▸ **Exercise task**: Copy the entries word for word, starting with the line that contains "y-tick-label: 1.5260 — [315, 329, 355, 343]" and going on through the line that contains "candle-body-down — [300, 139, 308, 145]", both included.

-- begin Records shown --

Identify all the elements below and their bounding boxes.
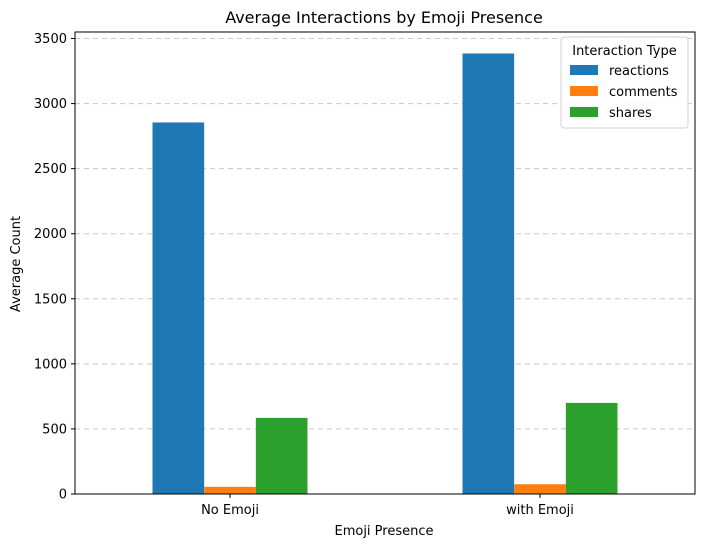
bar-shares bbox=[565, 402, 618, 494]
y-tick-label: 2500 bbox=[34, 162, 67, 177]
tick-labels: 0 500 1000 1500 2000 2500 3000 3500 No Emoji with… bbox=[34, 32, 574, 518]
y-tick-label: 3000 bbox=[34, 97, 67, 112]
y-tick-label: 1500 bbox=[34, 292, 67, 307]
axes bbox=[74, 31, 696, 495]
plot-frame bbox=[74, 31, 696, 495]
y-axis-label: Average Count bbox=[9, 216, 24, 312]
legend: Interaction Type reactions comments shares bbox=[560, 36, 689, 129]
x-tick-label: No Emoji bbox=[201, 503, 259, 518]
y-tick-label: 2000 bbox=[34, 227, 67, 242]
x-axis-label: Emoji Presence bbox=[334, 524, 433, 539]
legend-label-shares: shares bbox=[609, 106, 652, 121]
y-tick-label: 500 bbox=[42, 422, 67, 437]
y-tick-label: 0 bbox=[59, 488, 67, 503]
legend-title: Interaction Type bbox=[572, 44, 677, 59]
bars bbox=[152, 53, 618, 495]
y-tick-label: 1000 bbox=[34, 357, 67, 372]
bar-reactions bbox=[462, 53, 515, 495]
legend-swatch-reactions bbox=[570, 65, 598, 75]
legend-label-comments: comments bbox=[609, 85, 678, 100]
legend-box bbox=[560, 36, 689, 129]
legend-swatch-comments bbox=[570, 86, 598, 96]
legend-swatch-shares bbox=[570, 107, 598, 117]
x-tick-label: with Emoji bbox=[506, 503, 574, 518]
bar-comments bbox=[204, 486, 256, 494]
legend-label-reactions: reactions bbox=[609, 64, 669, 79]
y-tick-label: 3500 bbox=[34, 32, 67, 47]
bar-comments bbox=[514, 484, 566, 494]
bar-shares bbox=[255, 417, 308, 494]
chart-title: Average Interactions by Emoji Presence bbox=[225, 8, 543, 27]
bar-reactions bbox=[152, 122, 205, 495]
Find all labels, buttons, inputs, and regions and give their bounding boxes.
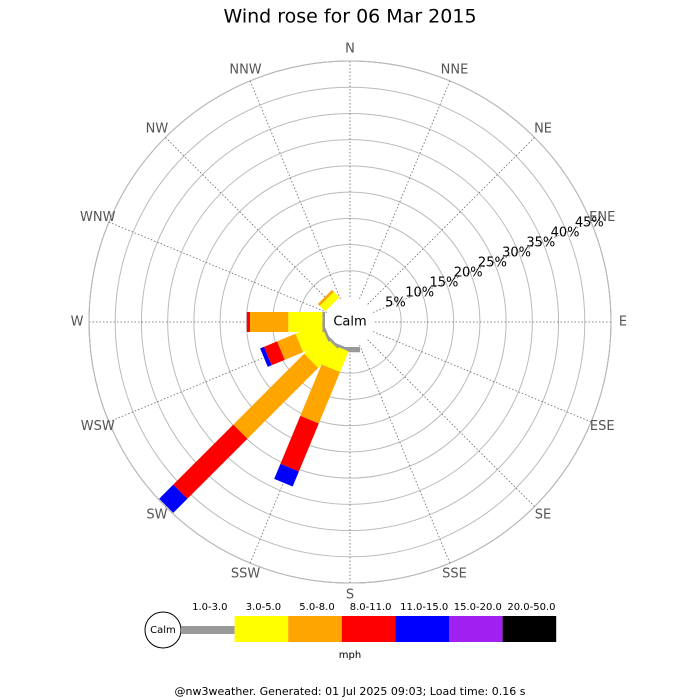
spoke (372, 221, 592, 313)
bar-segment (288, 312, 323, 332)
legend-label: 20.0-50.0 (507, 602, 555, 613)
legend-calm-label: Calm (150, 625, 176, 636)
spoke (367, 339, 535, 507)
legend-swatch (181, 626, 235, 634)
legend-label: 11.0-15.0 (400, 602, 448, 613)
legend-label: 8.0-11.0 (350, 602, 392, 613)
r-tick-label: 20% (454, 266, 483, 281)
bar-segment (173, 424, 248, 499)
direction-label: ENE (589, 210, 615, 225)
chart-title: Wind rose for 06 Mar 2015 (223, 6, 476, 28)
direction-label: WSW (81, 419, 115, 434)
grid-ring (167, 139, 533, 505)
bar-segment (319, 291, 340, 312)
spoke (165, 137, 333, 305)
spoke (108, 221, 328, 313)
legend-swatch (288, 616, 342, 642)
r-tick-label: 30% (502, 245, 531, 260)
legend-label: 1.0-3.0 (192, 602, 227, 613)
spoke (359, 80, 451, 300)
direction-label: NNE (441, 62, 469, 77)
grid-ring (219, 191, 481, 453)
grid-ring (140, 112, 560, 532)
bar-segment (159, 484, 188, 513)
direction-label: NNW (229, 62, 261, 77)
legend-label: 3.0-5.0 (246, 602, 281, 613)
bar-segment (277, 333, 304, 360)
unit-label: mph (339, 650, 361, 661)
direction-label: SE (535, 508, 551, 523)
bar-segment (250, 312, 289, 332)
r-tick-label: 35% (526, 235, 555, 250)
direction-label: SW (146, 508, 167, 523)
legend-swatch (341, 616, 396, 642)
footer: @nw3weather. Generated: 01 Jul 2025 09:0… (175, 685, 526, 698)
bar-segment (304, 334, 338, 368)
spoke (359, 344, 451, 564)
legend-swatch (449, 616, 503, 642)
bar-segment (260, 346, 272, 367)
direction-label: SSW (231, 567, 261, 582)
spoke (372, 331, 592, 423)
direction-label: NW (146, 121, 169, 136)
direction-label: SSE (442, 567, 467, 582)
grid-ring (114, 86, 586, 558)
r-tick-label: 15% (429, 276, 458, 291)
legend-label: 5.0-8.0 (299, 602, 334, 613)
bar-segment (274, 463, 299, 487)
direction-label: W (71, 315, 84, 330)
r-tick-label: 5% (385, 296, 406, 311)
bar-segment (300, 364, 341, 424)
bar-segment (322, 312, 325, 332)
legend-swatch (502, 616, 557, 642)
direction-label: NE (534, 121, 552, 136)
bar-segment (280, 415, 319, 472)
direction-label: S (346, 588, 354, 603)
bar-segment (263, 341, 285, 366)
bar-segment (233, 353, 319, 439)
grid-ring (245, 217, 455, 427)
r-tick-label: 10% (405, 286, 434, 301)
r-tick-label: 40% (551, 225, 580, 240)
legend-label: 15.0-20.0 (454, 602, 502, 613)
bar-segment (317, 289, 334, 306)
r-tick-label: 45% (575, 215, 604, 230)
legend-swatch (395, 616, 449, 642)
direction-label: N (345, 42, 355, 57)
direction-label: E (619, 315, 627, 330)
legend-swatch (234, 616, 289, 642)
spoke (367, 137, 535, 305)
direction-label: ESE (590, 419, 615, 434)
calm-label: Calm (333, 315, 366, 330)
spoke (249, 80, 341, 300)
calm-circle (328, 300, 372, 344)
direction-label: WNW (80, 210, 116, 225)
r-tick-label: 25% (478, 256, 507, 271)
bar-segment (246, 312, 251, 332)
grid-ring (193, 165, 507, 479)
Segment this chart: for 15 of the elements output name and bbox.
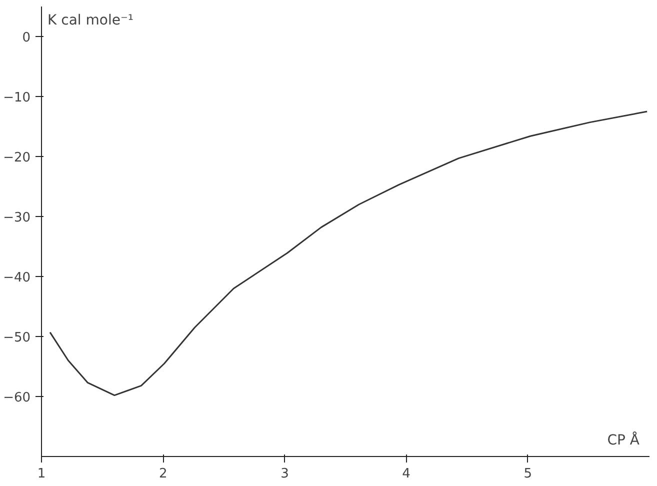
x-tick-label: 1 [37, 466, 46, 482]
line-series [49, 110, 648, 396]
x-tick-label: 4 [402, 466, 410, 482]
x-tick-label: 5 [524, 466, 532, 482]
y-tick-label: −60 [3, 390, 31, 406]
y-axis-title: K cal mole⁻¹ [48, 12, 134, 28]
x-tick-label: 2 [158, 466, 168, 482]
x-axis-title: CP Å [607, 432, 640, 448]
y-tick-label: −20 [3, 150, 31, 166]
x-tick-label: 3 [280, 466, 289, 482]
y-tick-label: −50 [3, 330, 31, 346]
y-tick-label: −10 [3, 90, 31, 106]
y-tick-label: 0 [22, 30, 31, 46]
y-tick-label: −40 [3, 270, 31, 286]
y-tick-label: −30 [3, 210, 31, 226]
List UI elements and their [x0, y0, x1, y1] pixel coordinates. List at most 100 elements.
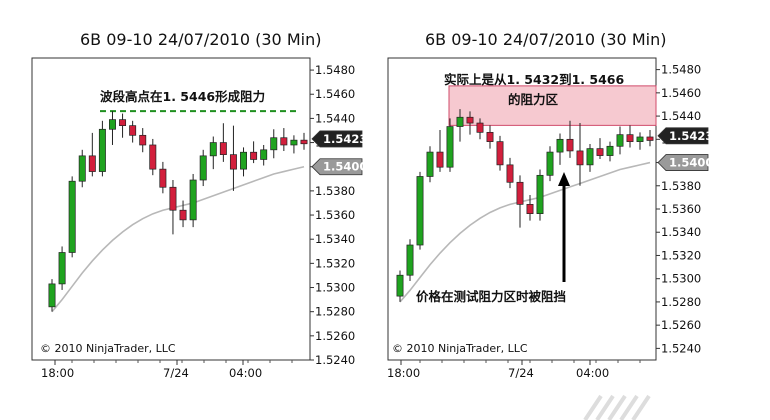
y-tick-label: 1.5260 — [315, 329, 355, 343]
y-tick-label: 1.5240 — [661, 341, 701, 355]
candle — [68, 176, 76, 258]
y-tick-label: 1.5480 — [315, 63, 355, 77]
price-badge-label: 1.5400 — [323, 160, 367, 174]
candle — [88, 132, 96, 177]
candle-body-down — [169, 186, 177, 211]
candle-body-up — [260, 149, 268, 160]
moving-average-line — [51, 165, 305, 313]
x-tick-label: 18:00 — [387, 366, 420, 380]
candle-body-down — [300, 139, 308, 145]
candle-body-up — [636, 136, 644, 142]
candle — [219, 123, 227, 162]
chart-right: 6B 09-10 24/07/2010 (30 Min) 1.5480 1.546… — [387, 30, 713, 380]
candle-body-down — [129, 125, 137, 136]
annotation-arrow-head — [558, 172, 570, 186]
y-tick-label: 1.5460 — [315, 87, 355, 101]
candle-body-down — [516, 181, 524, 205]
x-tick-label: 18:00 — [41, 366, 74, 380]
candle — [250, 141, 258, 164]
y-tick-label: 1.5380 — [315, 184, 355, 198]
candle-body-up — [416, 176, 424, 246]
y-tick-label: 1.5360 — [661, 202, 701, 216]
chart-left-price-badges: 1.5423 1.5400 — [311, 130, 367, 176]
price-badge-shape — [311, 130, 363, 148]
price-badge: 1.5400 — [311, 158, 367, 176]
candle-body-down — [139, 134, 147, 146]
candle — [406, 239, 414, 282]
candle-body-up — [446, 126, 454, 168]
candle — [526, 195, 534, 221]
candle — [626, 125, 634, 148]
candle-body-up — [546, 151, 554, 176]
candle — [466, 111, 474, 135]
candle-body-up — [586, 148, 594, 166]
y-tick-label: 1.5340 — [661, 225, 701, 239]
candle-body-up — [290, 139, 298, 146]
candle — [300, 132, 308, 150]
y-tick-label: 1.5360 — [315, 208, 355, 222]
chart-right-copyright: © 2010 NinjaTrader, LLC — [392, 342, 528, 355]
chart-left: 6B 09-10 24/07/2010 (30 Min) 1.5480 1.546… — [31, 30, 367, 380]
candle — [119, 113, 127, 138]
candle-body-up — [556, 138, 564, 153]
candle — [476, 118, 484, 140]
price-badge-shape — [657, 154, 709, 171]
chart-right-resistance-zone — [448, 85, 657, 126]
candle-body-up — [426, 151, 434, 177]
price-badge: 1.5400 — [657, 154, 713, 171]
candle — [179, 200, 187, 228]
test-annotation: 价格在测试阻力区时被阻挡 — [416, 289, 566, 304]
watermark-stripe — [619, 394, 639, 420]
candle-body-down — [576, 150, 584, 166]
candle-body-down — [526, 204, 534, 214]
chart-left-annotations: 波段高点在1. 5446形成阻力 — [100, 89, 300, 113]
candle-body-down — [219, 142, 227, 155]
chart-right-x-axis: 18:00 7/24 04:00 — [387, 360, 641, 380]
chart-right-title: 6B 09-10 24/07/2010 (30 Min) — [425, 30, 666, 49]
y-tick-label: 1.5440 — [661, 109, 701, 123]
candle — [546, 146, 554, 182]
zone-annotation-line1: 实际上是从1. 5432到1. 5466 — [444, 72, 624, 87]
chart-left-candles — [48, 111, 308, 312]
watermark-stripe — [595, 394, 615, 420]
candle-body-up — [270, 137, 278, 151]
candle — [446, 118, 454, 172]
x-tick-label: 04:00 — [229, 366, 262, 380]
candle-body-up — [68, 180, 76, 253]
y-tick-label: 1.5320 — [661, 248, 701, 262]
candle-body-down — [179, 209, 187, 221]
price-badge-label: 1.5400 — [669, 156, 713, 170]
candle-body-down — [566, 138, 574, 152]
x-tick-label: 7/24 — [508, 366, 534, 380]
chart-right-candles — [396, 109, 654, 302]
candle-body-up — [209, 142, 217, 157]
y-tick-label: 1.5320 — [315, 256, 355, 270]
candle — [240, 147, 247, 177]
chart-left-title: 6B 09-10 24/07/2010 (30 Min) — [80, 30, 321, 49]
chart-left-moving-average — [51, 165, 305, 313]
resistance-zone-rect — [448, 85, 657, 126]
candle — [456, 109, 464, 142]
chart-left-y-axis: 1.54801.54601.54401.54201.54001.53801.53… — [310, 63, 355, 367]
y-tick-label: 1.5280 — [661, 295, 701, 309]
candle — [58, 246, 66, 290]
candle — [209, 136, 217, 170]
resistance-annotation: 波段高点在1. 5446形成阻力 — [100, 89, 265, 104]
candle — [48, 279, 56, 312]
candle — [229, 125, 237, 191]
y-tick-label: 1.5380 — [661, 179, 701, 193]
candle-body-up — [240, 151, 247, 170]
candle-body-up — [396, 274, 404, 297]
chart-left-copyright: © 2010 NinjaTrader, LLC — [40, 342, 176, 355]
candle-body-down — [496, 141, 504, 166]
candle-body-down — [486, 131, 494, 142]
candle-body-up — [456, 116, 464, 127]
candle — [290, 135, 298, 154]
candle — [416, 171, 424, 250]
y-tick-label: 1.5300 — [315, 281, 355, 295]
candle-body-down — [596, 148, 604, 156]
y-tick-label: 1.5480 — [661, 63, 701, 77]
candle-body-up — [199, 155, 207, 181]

-- end Records shown --

▸ **The result**:
y-tick-label: 1.5260 — [315, 329, 355, 343]
y-tick-label: 1.5240 — [661, 341, 701, 355]
candle — [68, 176, 76, 258]
y-tick-label: 1.5480 — [315, 63, 355, 77]
price-badge-label: 1.5400 — [323, 160, 367, 174]
candle — [88, 132, 96, 177]
candle-body-down — [169, 186, 177, 211]
candle-body-up — [260, 149, 268, 160]
moving-average-line — [51, 165, 305, 313]
x-tick-label: 18:00 — [387, 366, 420, 380]
candle-body-down — [300, 139, 308, 145]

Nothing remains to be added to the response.